◆ EXERCISE REQUIREMENTS:
Only lines holding the string "LEARNING" are wanted; copy each one from the material.

─── EXTRACTED ENTRIES ───

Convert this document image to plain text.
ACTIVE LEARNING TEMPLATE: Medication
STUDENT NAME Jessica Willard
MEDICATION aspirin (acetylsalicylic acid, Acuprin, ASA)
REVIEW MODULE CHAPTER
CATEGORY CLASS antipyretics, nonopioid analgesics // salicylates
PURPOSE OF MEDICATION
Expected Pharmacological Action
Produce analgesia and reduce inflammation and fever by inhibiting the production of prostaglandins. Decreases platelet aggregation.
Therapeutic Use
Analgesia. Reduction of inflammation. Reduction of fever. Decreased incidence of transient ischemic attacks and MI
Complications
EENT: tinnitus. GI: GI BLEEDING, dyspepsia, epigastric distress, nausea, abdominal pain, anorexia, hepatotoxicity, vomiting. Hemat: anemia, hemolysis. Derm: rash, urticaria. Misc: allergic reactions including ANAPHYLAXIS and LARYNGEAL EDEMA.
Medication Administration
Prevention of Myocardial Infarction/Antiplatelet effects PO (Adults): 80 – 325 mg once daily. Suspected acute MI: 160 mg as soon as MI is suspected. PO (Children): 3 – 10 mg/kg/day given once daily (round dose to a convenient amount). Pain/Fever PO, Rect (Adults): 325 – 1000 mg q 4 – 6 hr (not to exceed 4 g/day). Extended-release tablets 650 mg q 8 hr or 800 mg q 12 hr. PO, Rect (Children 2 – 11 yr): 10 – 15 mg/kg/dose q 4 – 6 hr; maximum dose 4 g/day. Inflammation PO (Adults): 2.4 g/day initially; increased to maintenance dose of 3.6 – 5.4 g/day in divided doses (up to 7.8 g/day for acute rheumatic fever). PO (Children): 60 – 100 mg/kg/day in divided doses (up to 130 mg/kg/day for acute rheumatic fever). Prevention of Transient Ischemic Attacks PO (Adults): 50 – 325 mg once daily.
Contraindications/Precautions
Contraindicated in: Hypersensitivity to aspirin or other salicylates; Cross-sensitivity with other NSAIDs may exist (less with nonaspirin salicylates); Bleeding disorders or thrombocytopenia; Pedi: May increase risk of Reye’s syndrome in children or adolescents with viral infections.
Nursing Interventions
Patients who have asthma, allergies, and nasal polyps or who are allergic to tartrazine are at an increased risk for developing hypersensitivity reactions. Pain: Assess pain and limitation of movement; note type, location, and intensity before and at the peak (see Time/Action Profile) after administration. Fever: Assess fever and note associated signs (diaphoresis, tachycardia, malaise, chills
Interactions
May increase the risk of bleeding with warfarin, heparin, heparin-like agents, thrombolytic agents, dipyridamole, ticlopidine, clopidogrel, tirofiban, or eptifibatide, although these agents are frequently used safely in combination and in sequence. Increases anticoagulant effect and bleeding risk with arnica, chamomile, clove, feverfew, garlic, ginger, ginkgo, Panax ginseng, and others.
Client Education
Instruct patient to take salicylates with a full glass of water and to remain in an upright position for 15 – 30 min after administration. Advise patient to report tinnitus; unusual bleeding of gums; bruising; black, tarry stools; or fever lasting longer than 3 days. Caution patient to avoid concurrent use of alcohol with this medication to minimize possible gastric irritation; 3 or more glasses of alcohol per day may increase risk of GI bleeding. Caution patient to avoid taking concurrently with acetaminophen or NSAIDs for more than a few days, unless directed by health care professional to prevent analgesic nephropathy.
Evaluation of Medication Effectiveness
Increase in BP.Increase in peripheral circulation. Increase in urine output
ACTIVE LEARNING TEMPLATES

───

◆ TASK RESULT:
ACTIVE LEARNING TEMPLATE: Medication
ACTIVE LEARNING TEMPLATES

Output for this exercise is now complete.